» **GOAL OF THE EXERCISE**:
Report all lines holding "同时设计".

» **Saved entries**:

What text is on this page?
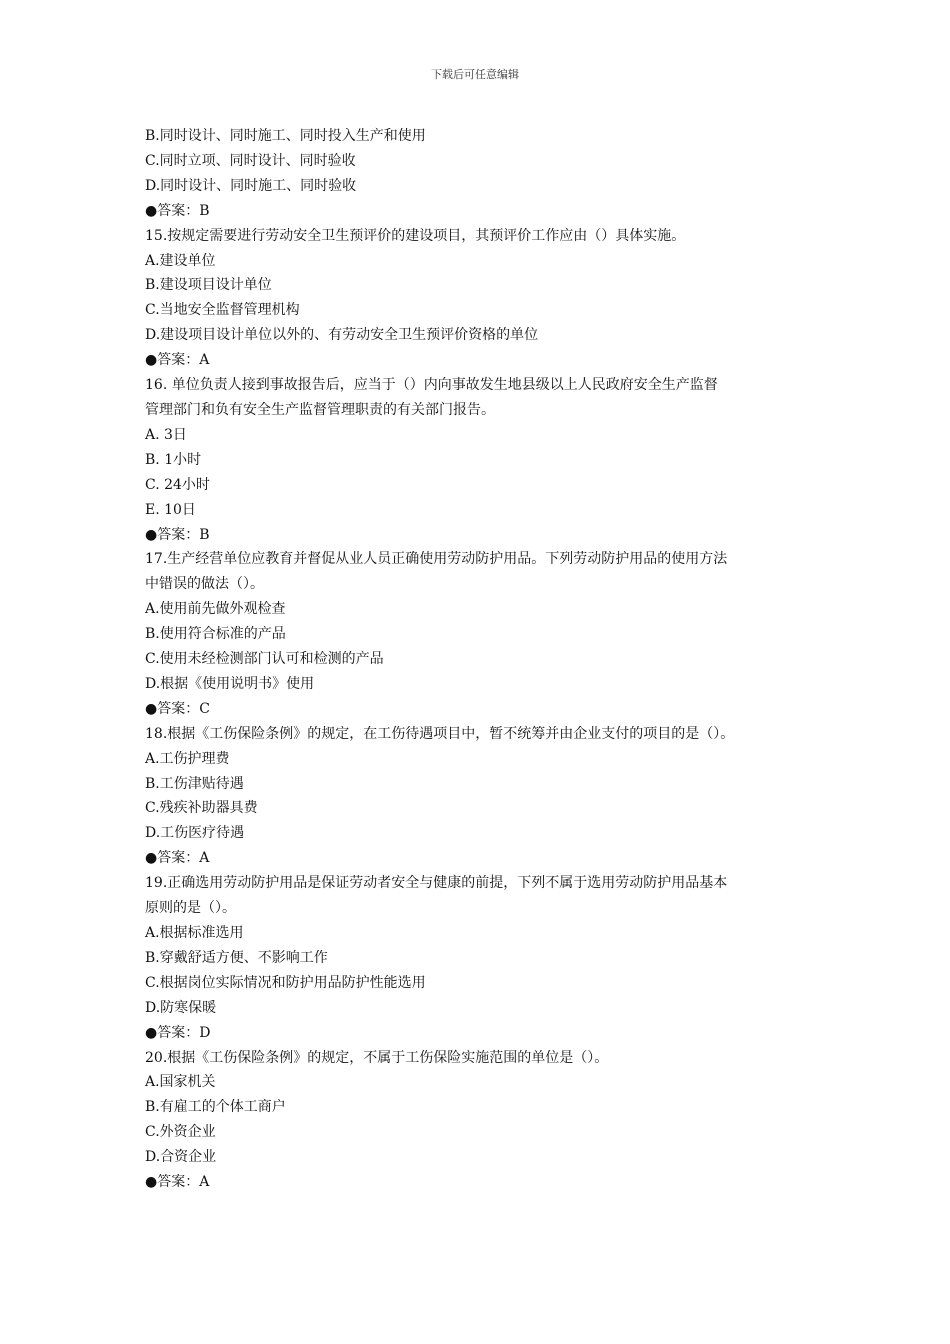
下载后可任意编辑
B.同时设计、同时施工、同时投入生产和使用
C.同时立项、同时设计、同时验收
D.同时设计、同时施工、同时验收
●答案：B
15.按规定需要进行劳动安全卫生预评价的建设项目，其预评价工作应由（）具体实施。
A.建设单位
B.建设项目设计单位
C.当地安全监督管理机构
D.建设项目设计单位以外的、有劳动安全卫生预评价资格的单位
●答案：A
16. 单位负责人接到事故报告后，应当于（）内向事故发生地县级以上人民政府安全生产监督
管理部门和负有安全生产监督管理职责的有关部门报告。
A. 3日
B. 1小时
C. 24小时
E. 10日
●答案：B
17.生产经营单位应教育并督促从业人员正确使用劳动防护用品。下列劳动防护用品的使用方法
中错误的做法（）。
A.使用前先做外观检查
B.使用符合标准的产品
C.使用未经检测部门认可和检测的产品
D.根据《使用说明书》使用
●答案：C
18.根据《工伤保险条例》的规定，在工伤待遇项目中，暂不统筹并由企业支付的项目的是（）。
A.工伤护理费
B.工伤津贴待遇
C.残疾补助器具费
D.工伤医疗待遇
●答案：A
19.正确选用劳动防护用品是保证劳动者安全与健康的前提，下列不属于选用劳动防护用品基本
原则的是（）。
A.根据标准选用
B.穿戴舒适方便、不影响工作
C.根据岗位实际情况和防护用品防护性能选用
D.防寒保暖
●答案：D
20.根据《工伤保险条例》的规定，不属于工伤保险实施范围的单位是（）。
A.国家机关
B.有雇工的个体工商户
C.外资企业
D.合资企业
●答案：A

» **RESPONSE TO THE TASK**:
B.同时设计、同时施工、同时投入生产和使用
C.同时立项、同时设计、同时验收
D.同时设计、同时施工、同时验收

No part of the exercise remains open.